- [Task goal] Images excluded, repeat each entry below exactly.

- [Data shown]

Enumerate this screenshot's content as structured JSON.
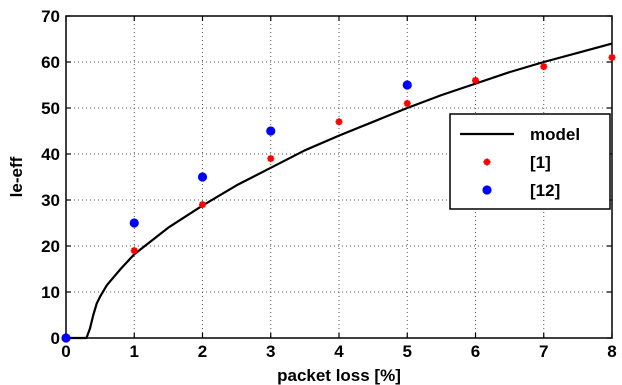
{
  "chart_data": {
    "type": "line",
    "title": "",
    "xlabel": "packet loss [%]",
    "ylabel": "le-eff",
    "xlim": [
      0,
      8
    ],
    "ylim": [
      0,
      70
    ],
    "xticks": [
      0,
      1,
      2,
      3,
      4,
      5,
      6,
      7,
      8
    ],
    "yticks": [
      0,
      10,
      20,
      30,
      40,
      50,
      60,
      70
    ],
    "grid": true,
    "legend_position": "right",
    "series": [
      {
        "name": "model",
        "style": "line",
        "color": "#000000",
        "x": [
          0,
          0.3,
          0.35,
          0.4,
          0.45,
          0.5,
          0.6,
          0.8,
          1,
          1.5,
          2,
          2.5,
          3,
          3.5,
          4,
          4.5,
          5,
          5.5,
          6,
          6.5,
          7,
          7.5,
          8
        ],
        "y": [
          0,
          0,
          2,
          5,
          7.5,
          9,
          11.5,
          15,
          18.2,
          24,
          28.8,
          33.2,
          37,
          40.8,
          44,
          47,
          50,
          52.8,
          55.3,
          57.8,
          60,
          62,
          64
        ]
      },
      {
        "name": "[1]",
        "style": "marker",
        "marker": "star",
        "color": "#ff0000",
        "x": [
          1,
          2,
          3,
          4,
          5,
          6,
          7,
          8
        ],
        "y": [
          19,
          29,
          39,
          47,
          51,
          56,
          59,
          61
        ]
      },
      {
        "name": "[12]",
        "style": "marker",
        "marker": "circle",
        "color": "#0000ff",
        "x": [
          0,
          1,
          2,
          3,
          5
        ],
        "y": [
          0,
          25,
          35,
          45,
          55
        ]
      }
    ]
  }
}
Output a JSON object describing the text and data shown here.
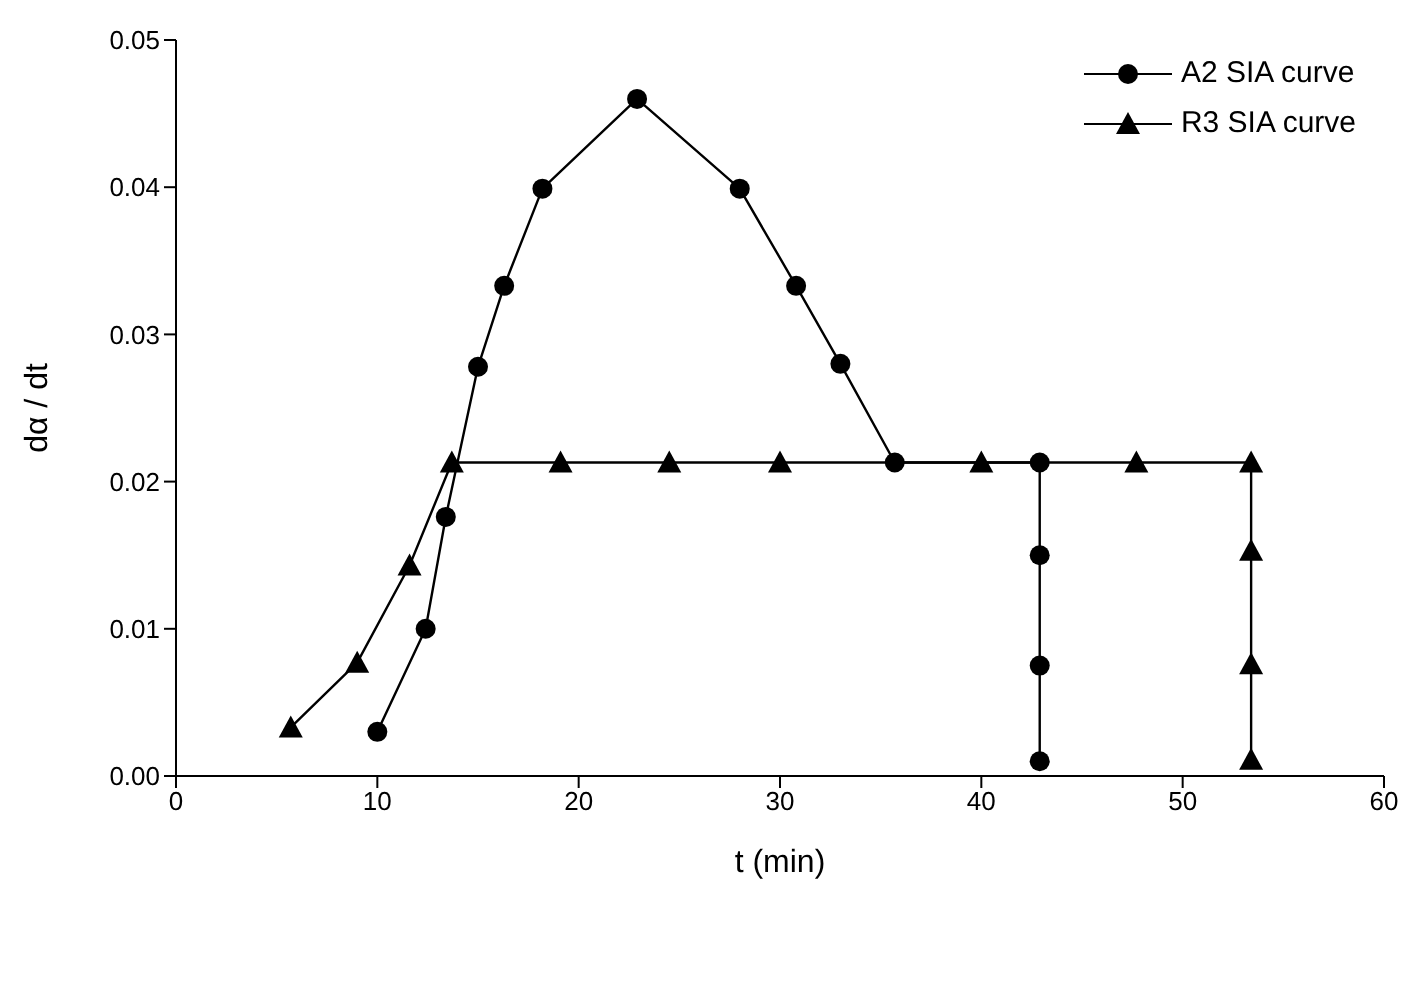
{
  "chart_data": {
    "type": "line",
    "xlabel": "t (min)",
    "ylabel": "dα / dt",
    "xlim": [
      0,
      60
    ],
    "xticks": [
      0,
      10,
      20,
      30,
      40,
      50,
      60
    ],
    "ylim": [
      0,
      0.05
    ],
    "yticks": [
      {
        "value": 0,
        "label": "0.00"
      },
      {
        "value": 0.01,
        "label": "0.01"
      },
      {
        "value": 0.02,
        "label": "0.02"
      },
      {
        "value": 0.03,
        "label": "0.03"
      },
      {
        "value": 0.04,
        "label": "0.04"
      },
      {
        "value": 0.05,
        "label": "0.05"
      }
    ],
    "grid": false,
    "legend": "top right",
    "line_style": "solid",
    "series": [
      {
        "name": "A2 SIA curve",
        "color": "#000000",
        "marker": "circle",
        "x": [
          10.0,
          12.4,
          13.4,
          15.0,
          16.3,
          18.2,
          22.9,
          28.0,
          30.8,
          33.0,
          35.7,
          42.9,
          42.9,
          42.9,
          42.9
        ],
        "values": [
          0.003,
          0.01,
          0.0176,
          0.0278,
          0.0333,
          0.0399,
          0.046,
          0.0399,
          0.0333,
          0.028,
          0.0213,
          0.0213,
          0.015,
          0.0075,
          0.001
        ]
      },
      {
        "name": "R3 SIA curve",
        "color": "#000000",
        "marker": "triangle",
        "x": [
          5.7,
          9.0,
          11.6,
          13.7,
          19.1,
          24.5,
          30.0,
          40.0,
          47.7,
          53.4,
          53.4,
          53.4,
          53.4
        ],
        "values": [
          0.0033,
          0.0077,
          0.0143,
          0.0213,
          0.0213,
          0.0213,
          0.0213,
          0.0213,
          0.0213,
          0.0213,
          0.0153,
          0.0076,
          0.0011
        ]
      }
    ]
  }
}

- [Problem solution]
Enumerate this screenshot's content as structured JSON.
{
  "chart_data": {
    "type": "line",
    "title": "",
    "xlabel": "packet loss [%]",
    "ylabel": "le-eff",
    "xlim": [
      0,
      8
    ],
    "ylim": [
      0,
      70
    ],
    "xticks": [
      0,
      1,
      2,
      3,
      4,
      5,
      6,
      7,
      8
    ],
    "yticks": [
      0,
      10,
      20,
      30,
      40,
      50,
      60,
      70
    ],
    "grid": true,
    "legend_position": "right",
    "series": [
      {
        "name": "model",
        "style": "line",
        "color": "#000000",
        "x": [
          0,
          0.3,
          0.35,
          0.4,
          0.45,
          0.5,
          0.6,
          0.8,
          1,
          1.5,
          2,
          2.5,
          3,
          3.5,
          4,
          4.5,
          5,
          5.5,
          6,
          6.5,
          7,
          7.5,
          8
        ],
        "y": [
          0,
          0,
          2,
          5,
          7.5,
          9,
          11.5,
          15,
          18.2,
          24,
          28.8,
          33.2,
          37,
          40.8,
          44,
          47,
          50,
          52.8,
          55.3,
          57.8,
          60,
          62,
          64
        ]
      },
      {
        "name": "[1]",
        "style": "marker",
        "marker": "star",
        "color": "#ff0000",
        "x": [
          1,
          2,
          3,
          4,
          5,
          6,
          7,
          8
        ],
        "y": [
          19,
          29,
          39,
          47,
          51,
          56,
          59,
          61
        ]
      },
      {
        "name": "[12]",
        "style": "marker",
        "marker": "circle",
        "color": "#0000ff",
        "x": [
          0,
          1,
          2,
          3,
          5
        ],
        "y": [
          0,
          25,
          35,
          45,
          55
        ]
      }
    ]
  }
}
Output a JSON object describing the text and data shown here.
{
  "chart_data": {
    "type": "line",
    "xlabel": "t (min)",
    "ylabel": "dα / dt",
    "xlim": [
      0,
      60
    ],
    "xticks": [
      0,
      10,
      20,
      30,
      40,
      50,
      60
    ],
    "ylim": [
      0,
      0.05
    ],
    "yticks": [
      {
        "value": 0,
        "label": "0.00"
      },
      {
        "value": 0.01,
        "label": "0.01"
      },
      {
        "value": 0.02,
        "label": "0.02"
      },
      {
        "value": 0.03,
        "label": "0.03"
      },
      {
        "value": 0.04,
        "label": "0.04"
      },
      {
        "value": 0.05,
        "label": "0.05"
      }
    ],
    "grid": false,
    "legend": "top right",
    "line_style": "solid",
    "series": [
      {
        "name": "A2 SIA curve",
        "color": "#000000",
        "marker": "circle",
        "x": [
          10.0,
          12.4,
          13.4,
          15.0,
          16.3,
          18.2,
          22.9,
          28.0,
          30.8,
          33.0,
          35.7,
          42.9,
          42.9,
          42.9,
          42.9
        ],
        "values": [
          0.003,
          0.01,
          0.0176,
          0.0278,
          0.0333,
          0.0399,
          0.046,
          0.0399,
          0.0333,
          0.028,
          0.0213,
          0.0213,
          0.015,
          0.0075,
          0.001
        ]
      },
      {
        "name": "R3 SIA curve",
        "color": "#000000",
        "marker": "triangle",
        "x": [
          5.7,
          9.0,
          11.6,
          13.7,
          19.1,
          24.5,
          30.0,
          40.0,
          47.7,
          53.4,
          53.4,
          53.4,
          53.4
        ],
        "values": [
          0.0033,
          0.0077,
          0.0143,
          0.0213,
          0.0213,
          0.0213,
          0.0213,
          0.0213,
          0.0213,
          0.0213,
          0.0153,
          0.0076,
          0.0011
        ]
      }
    ]
  }
}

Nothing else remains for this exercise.